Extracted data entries
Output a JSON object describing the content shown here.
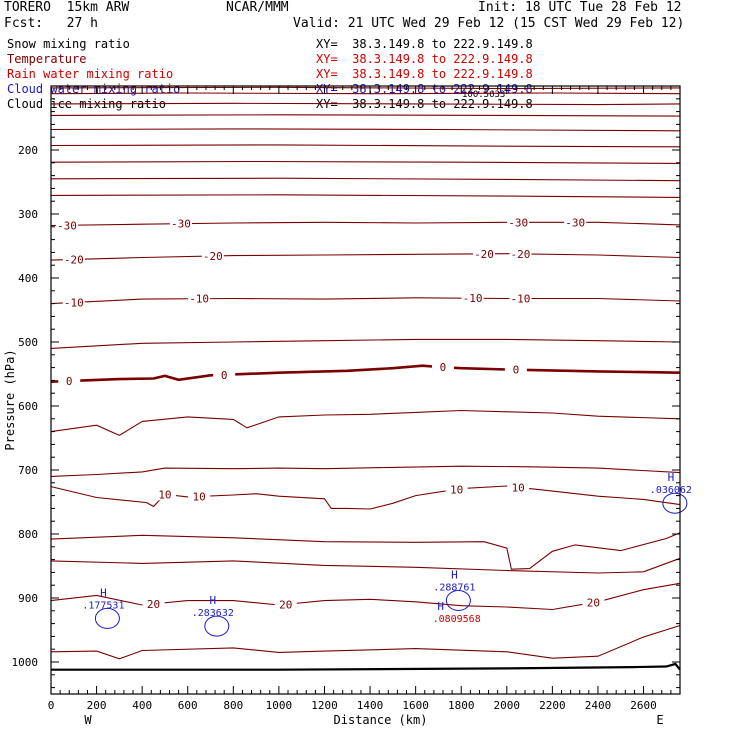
{
  "header": {
    "model": "TORERO  15km ARW",
    "center": "NCAR/MMM",
    "init": "Init: 18 UTC Tue 28 Feb 12",
    "fcst": "Fcst:   27 h",
    "valid": "Valid: 21 UTC Wed 29 Feb 12 (15 CST Wed 29 Feb 12)"
  },
  "colors": {
    "snow": "#000000",
    "temperature": "#7a0000",
    "rain": "#d00000",
    "cloud_water": "#1a1ac8",
    "cloud_ice": "#000000",
    "frame": "#000000"
  },
  "legend": [
    {
      "label": "Snow mixing ratio",
      "xy": "XY=  38.3.149.8 to 222.9.149.8",
      "color_key": "snow",
      "note": ""
    },
    {
      "label": "Temperature",
      "xy": "XY=  38.3.149.8 to 222.9.149.8",
      "color_key": "temperature",
      "note": ""
    },
    {
      "label": "Rain water mixing ratio",
      "xy": "XY=  38.3.149.8 to 222.9.149.8",
      "color_key": "rain",
      "note": ""
    },
    {
      "label": "Cloud water mixing ratio",
      "xy": "XY=  38.3.149.8 to 222.9.149.8",
      "color_key": "cloud_water",
      "note": "100.5633"
    },
    {
      "label": "Cloud ice mixing ratio",
      "xy": "XY=  38.3.149.8 to 222.9.149.8",
      "color_key": "cloud_ice",
      "note": ""
    }
  ],
  "chart_data": {
    "type": "cross-section",
    "xlabel": "Distance (km)",
    "ylabel": "Pressure (hPa)",
    "xlim": [
      0,
      2760
    ],
    "ylim": [
      1050,
      100
    ],
    "x_ticks": [
      0,
      200,
      400,
      600,
      800,
      1000,
      1200,
      1400,
      1600,
      1800,
      2000,
      2200,
      2400,
      2600
    ],
    "y_ticks": [
      200,
      300,
      400,
      500,
      600,
      700,
      800,
      900,
      1000
    ],
    "x_end_labels": {
      "left": "W",
      "right": "E"
    },
    "temperature_contours": [
      {
        "level_label": "",
        "pts": [
          [
            0,
            103
          ],
          [
            1000,
            102
          ],
          [
            2000,
            104
          ],
          [
            2760,
            103
          ]
        ]
      },
      {
        "level_label": "",
        "pts": [
          [
            0,
            112
          ],
          [
            600,
            111
          ],
          [
            1400,
            112
          ],
          [
            2200,
            111
          ],
          [
            2760,
            112
          ]
        ]
      },
      {
        "level_label": "",
        "pts": [
          [
            0,
            128
          ],
          [
            800,
            127
          ],
          [
            1600,
            128
          ],
          [
            2400,
            129
          ],
          [
            2760,
            128
          ]
        ]
      },
      {
        "level_label": "",
        "pts": [
          [
            0,
            146
          ],
          [
            1000,
            145
          ],
          [
            2000,
            146
          ],
          [
            2760,
            147
          ]
        ]
      },
      {
        "level_label": "",
        "pts": [
          [
            0,
            168
          ],
          [
            800,
            167
          ],
          [
            1700,
            168
          ],
          [
            2760,
            170
          ]
        ]
      },
      {
        "level_label": "",
        "pts": [
          [
            0,
            193
          ],
          [
            1000,
            192
          ],
          [
            2000,
            194
          ],
          [
            2760,
            195
          ]
        ]
      },
      {
        "level_label": "",
        "pts": [
          [
            0,
            219
          ],
          [
            900,
            218
          ],
          [
            1800,
            219
          ],
          [
            2760,
            221
          ]
        ]
      },
      {
        "level_label": "",
        "pts": [
          [
            0,
            245
          ],
          [
            1000,
            244
          ],
          [
            2000,
            246
          ],
          [
            2760,
            248
          ]
        ]
      },
      {
        "level_label": "",
        "pts": [
          [
            0,
            271
          ],
          [
            1000,
            270
          ],
          [
            2000,
            272
          ],
          [
            2760,
            274
          ]
        ]
      },
      {
        "level_label": "-30",
        "label_x": [
          70,
          570,
          2050,
          2300
        ],
        "pts": [
          [
            0,
            318
          ],
          [
            400,
            316
          ],
          [
            800,
            314
          ],
          [
            1200,
            313
          ],
          [
            1600,
            314
          ],
          [
            2000,
            313
          ],
          [
            2400,
            313
          ],
          [
            2760,
            317
          ]
        ]
      },
      {
        "level_label": "-20",
        "label_x": [
          100,
          710,
          1900,
          2060
        ],
        "pts": [
          [
            0,
            372
          ],
          [
            400,
            368
          ],
          [
            800,
            365
          ],
          [
            1200,
            364
          ],
          [
            1600,
            363
          ],
          [
            2000,
            362
          ],
          [
            2400,
            364
          ],
          [
            2760,
            368
          ]
        ]
      },
      {
        "level_label": "-10",
        "label_x": [
          100,
          650,
          1850,
          2060
        ],
        "pts": [
          [
            0,
            440
          ],
          [
            400,
            433
          ],
          [
            800,
            432
          ],
          [
            1200,
            433
          ],
          [
            1600,
            431
          ],
          [
            2000,
            432
          ],
          [
            2400,
            432
          ],
          [
            2760,
            436
          ]
        ]
      },
      {
        "level_label": "",
        "pts": [
          [
            0,
            510
          ],
          [
            400,
            502
          ],
          [
            800,
            500
          ],
          [
            1200,
            498
          ],
          [
            1600,
            496
          ],
          [
            2000,
            496
          ],
          [
            2400,
            498
          ],
          [
            2760,
            500
          ]
        ]
      },
      {
        "level_label": "0",
        "bold": true,
        "label_x": [
          80,
          760,
          1720,
          2040
        ],
        "pts": [
          [
            0,
            562
          ],
          [
            300,
            558
          ],
          [
            450,
            557
          ],
          [
            500,
            553
          ],
          [
            560,
            559
          ],
          [
            700,
            552
          ],
          [
            1000,
            548
          ],
          [
            1300,
            545
          ],
          [
            1500,
            541
          ],
          [
            1630,
            537
          ],
          [
            1700,
            539
          ],
          [
            1800,
            541
          ],
          [
            2000,
            543
          ],
          [
            2400,
            546
          ],
          [
            2760,
            548
          ]
        ]
      },
      {
        "level_label": "",
        "pts": [
          [
            0,
            640
          ],
          [
            200,
            630
          ],
          [
            300,
            646
          ],
          [
            400,
            624
          ],
          [
            600,
            617
          ],
          [
            800,
            621
          ],
          [
            860,
            634
          ],
          [
            1000,
            617
          ],
          [
            1200,
            614
          ],
          [
            1400,
            613
          ],
          [
            1600,
            610
          ],
          [
            1800,
            607
          ],
          [
            2000,
            609
          ],
          [
            2200,
            611
          ],
          [
            2400,
            616
          ],
          [
            2760,
            620
          ]
        ]
      },
      {
        "level_label": "",
        "pts": [
          [
            0,
            710
          ],
          [
            200,
            707
          ],
          [
            400,
            703
          ],
          [
            500,
            697
          ],
          [
            800,
            698
          ],
          [
            1000,
            697
          ],
          [
            1200,
            698
          ],
          [
            1500,
            696
          ],
          [
            1800,
            694
          ],
          [
            2100,
            695
          ],
          [
            2400,
            697
          ],
          [
            2760,
            704
          ]
        ]
      },
      {
        "level_label": "10",
        "label_x": [
          500,
          650,
          1780,
          2050
        ],
        "pts": [
          [
            0,
            726
          ],
          [
            200,
            743
          ],
          [
            420,
            751
          ],
          [
            450,
            757
          ],
          [
            500,
            738
          ],
          [
            600,
            742
          ],
          [
            800,
            739
          ],
          [
            900,
            737
          ],
          [
            1000,
            741
          ],
          [
            1200,
            745
          ],
          [
            1230,
            760
          ],
          [
            1300,
            760
          ],
          [
            1400,
            761
          ],
          [
            1500,
            752
          ],
          [
            1600,
            740
          ],
          [
            1800,
            729
          ],
          [
            2000,
            725
          ],
          [
            2200,
            733
          ],
          [
            2400,
            741
          ],
          [
            2600,
            746
          ],
          [
            2760,
            754
          ]
        ]
      },
      {
        "level_label": "",
        "pts": [
          [
            0,
            808
          ],
          [
            400,
            802
          ],
          [
            800,
            806
          ],
          [
            1200,
            812
          ],
          [
            1600,
            813
          ],
          [
            1900,
            812
          ],
          [
            2000,
            822
          ],
          [
            2020,
            855
          ],
          [
            2100,
            854
          ],
          [
            2200,
            827
          ],
          [
            2300,
            817
          ],
          [
            2500,
            826
          ],
          [
            2700,
            807
          ],
          [
            2760,
            798
          ]
        ]
      },
      {
        "level_label": "",
        "pts": [
          [
            0,
            842
          ],
          [
            400,
            846
          ],
          [
            800,
            842
          ],
          [
            1200,
            849
          ],
          [
            1600,
            852
          ],
          [
            2000,
            857
          ],
          [
            2400,
            861
          ],
          [
            2600,
            859
          ],
          [
            2760,
            838
          ]
        ]
      },
      {
        "level_label": "20",
        "label_x": [
          450,
          1030,
          2380
        ],
        "pts": [
          [
            0,
            904
          ],
          [
            200,
            896
          ],
          [
            400,
            911
          ],
          [
            600,
            904
          ],
          [
            800,
            904
          ],
          [
            1000,
            911
          ],
          [
            1200,
            904
          ],
          [
            1400,
            902
          ],
          [
            1600,
            906
          ],
          [
            1800,
            912
          ],
          [
            2000,
            914
          ],
          [
            2200,
            918
          ],
          [
            2400,
            906
          ],
          [
            2600,
            887
          ],
          [
            2760,
            877
          ]
        ]
      },
      {
        "level_label": "",
        "pts": [
          [
            0,
            984
          ],
          [
            200,
            983
          ],
          [
            300,
            995
          ],
          [
            400,
            982
          ],
          [
            800,
            978
          ],
          [
            1000,
            985
          ],
          [
            1200,
            983
          ],
          [
            1600,
            979
          ],
          [
            2000,
            984
          ],
          [
            2200,
            994
          ],
          [
            2400,
            991
          ],
          [
            2600,
            961
          ],
          [
            2760,
            943
          ]
        ]
      }
    ],
    "cloud_water_maxima": [
      {
        "marker": "H",
        "label": ".177531",
        "x": 230,
        "p": 910
      },
      {
        "marker": "H",
        "label": ".283632",
        "x": 710,
        "p": 922
      },
      {
        "marker": "H",
        "label": ".288761",
        "x": 1770,
        "p": 882
      },
      {
        "marker": "H",
        "label": ".036062",
        "x": 2720,
        "p": 730
      }
    ],
    "rain_water_maxima": [
      {
        "marker": "H",
        "label": ".0809568",
        "x": 1780,
        "p": 922
      }
    ],
    "terrain": [
      [
        0,
        1012
      ],
      [
        1000,
        1012
      ],
      [
        2000,
        1010
      ],
      [
        2550,
        1008
      ],
      [
        2700,
        1007
      ],
      [
        2740,
        1003
      ],
      [
        2760,
        1012
      ]
    ]
  }
}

▶ _THE EXERCISE_
List every line above that holds the word "mixing".

▶ _CORRECT ANSWER_
      "label": "Snow mixing ratio",
      "label": "Rain water mixing ratio",
      "label": "Cloud water mixing ratio",
      "label": "Cloud ice mixing ratio",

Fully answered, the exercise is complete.